• WHAT IS REQUIRED
Which lines include the word "JSON"? Copy each of them.

• RECORDED INFORMATION
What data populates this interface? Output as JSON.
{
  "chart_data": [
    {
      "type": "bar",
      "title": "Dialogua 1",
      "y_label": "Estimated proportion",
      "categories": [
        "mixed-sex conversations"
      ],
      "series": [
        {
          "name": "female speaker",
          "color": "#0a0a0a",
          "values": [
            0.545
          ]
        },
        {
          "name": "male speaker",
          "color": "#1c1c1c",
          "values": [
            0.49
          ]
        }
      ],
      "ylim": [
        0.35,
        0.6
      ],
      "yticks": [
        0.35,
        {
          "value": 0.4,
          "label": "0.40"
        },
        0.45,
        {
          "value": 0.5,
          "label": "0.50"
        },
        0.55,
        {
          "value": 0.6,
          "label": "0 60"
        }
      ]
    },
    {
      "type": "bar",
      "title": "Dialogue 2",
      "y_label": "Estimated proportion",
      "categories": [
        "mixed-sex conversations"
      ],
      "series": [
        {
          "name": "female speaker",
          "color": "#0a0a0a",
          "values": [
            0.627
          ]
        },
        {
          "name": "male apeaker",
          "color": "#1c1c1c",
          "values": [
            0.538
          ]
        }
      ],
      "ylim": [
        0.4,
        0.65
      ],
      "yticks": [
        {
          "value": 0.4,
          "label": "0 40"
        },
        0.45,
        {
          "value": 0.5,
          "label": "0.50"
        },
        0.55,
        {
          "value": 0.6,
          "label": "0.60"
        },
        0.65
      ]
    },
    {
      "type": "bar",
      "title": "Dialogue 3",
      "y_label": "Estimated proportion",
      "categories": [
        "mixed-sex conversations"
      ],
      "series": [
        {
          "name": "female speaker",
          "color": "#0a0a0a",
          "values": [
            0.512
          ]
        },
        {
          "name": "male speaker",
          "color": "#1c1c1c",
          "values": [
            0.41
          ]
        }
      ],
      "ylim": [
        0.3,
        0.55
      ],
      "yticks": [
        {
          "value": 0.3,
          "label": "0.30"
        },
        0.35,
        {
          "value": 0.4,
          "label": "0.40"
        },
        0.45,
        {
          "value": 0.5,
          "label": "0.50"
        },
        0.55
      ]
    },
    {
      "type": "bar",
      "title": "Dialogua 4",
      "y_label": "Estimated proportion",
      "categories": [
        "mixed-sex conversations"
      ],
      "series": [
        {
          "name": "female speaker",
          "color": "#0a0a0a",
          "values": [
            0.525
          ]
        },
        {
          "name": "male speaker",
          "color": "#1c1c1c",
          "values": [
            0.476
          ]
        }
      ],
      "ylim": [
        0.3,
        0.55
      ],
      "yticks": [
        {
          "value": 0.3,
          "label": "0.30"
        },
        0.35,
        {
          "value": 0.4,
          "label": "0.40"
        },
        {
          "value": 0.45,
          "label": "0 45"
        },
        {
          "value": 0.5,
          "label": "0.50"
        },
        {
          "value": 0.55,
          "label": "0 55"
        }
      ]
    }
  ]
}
---
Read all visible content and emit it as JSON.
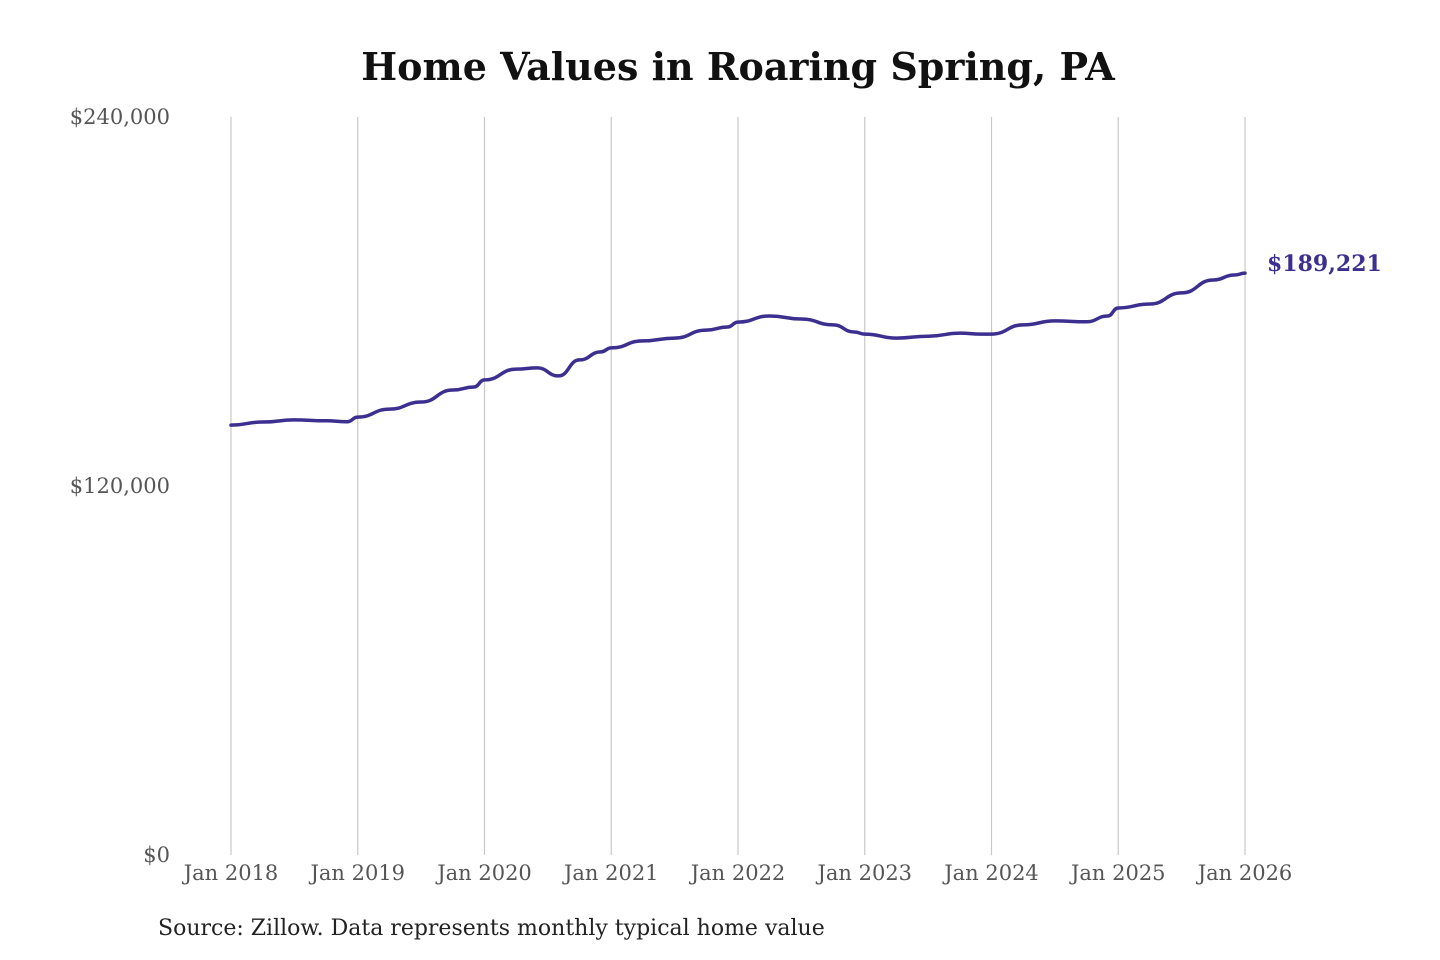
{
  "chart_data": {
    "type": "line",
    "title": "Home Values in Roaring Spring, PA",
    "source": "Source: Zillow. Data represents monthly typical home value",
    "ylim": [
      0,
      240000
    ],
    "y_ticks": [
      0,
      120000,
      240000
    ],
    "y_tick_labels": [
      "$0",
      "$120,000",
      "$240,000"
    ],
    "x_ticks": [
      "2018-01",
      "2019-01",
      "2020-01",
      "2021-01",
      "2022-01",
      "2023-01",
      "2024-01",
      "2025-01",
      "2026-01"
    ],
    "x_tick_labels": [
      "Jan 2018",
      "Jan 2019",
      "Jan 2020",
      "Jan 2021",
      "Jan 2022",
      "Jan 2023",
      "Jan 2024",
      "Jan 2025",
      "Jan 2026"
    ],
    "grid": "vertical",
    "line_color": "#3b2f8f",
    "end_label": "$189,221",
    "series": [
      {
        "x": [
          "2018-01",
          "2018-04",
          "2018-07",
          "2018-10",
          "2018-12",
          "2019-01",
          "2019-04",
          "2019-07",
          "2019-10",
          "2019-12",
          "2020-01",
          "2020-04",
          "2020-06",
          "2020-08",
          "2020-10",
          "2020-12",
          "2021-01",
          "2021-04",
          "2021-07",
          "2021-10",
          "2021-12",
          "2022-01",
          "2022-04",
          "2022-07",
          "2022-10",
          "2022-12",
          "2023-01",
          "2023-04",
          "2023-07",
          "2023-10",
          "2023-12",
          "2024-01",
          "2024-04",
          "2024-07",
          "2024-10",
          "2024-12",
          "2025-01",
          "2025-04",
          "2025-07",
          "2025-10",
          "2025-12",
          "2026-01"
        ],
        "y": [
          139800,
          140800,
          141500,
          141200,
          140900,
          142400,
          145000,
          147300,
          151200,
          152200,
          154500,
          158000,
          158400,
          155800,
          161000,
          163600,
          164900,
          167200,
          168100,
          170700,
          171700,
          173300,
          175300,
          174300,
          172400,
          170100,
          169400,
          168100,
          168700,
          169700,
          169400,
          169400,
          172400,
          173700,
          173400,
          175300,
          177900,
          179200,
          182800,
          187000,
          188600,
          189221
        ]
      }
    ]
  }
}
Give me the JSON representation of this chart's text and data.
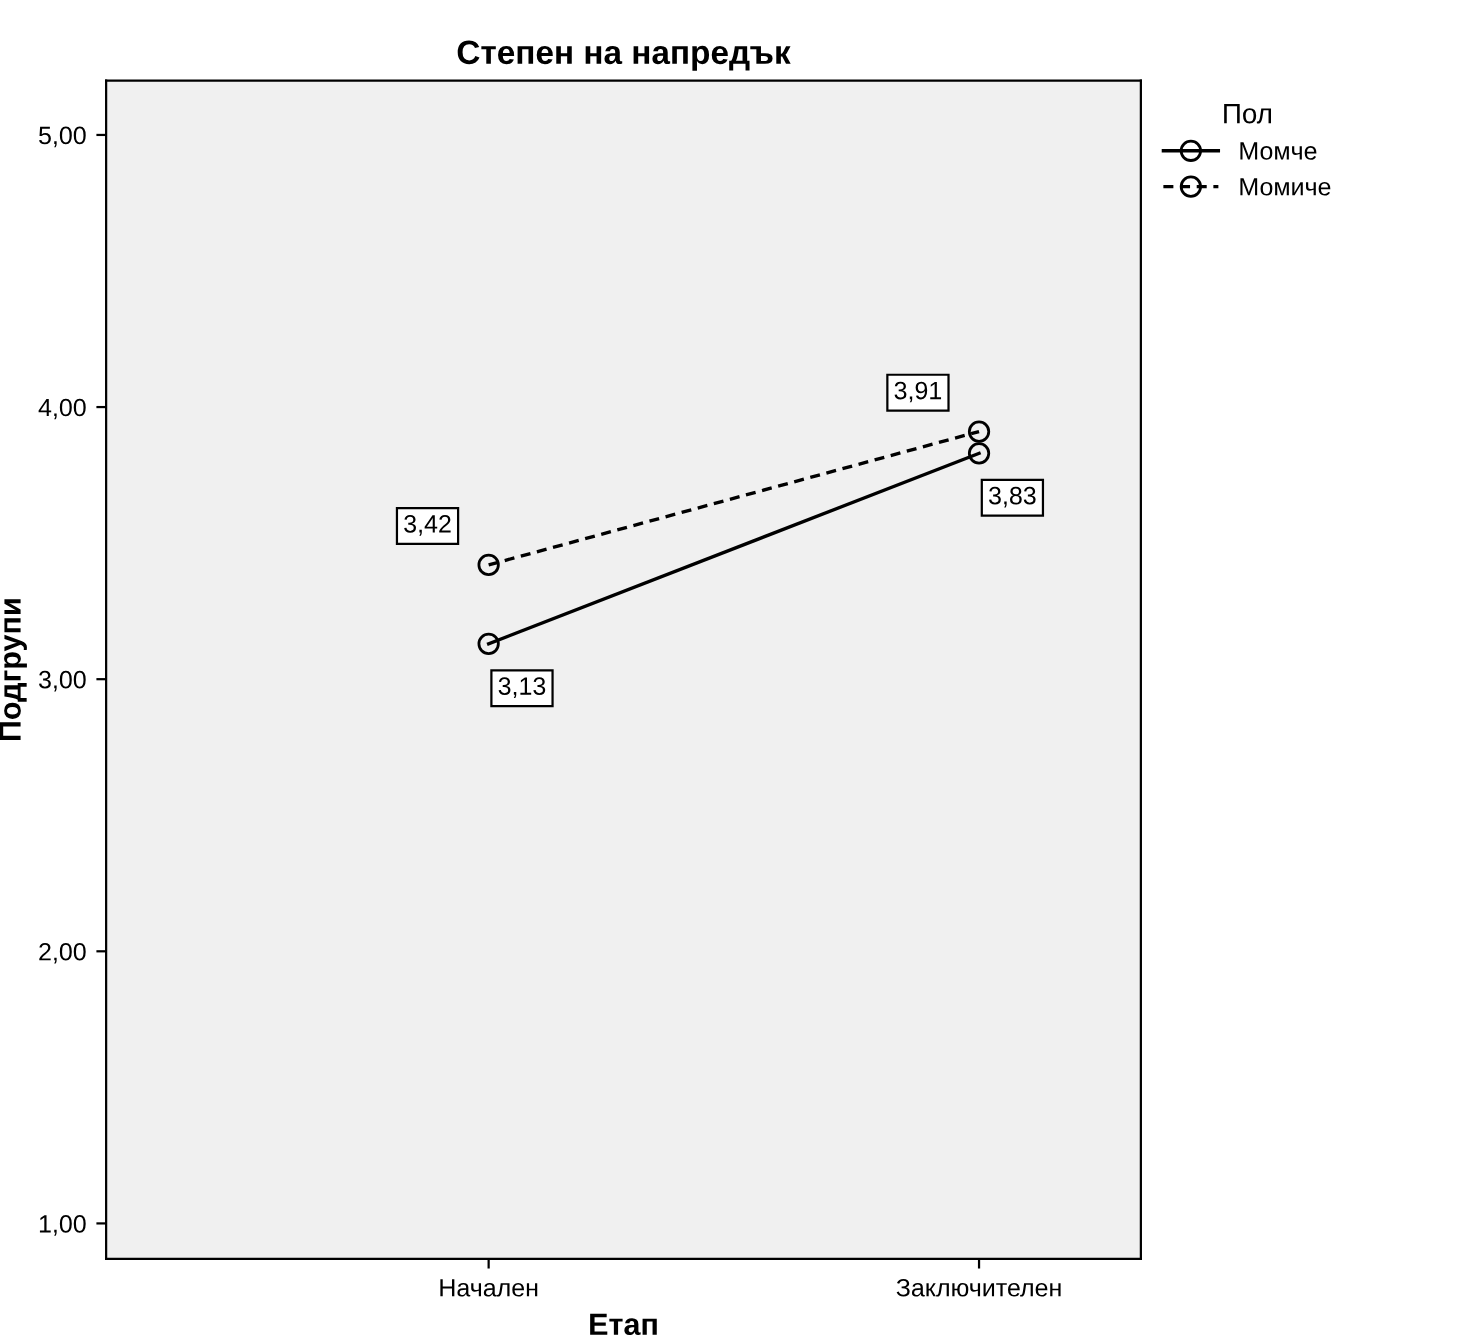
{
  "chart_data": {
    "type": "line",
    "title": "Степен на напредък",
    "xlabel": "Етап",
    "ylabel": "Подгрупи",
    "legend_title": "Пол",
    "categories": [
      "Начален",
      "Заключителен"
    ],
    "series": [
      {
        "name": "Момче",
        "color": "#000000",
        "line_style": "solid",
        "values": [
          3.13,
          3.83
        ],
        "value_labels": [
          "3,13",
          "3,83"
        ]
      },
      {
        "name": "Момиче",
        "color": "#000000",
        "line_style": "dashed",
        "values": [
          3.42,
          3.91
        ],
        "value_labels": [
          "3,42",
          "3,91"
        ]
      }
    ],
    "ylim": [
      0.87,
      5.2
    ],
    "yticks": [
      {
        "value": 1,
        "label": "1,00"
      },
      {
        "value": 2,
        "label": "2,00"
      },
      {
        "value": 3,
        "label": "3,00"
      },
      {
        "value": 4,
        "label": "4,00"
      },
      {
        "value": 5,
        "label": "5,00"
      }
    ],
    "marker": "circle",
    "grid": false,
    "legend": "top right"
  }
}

• WRITTEN SOLUTION
What data populates this interface? Output as JSON.
Read all visible content and emit it as JSON.
Give me the JSON representation of this chart's text and data.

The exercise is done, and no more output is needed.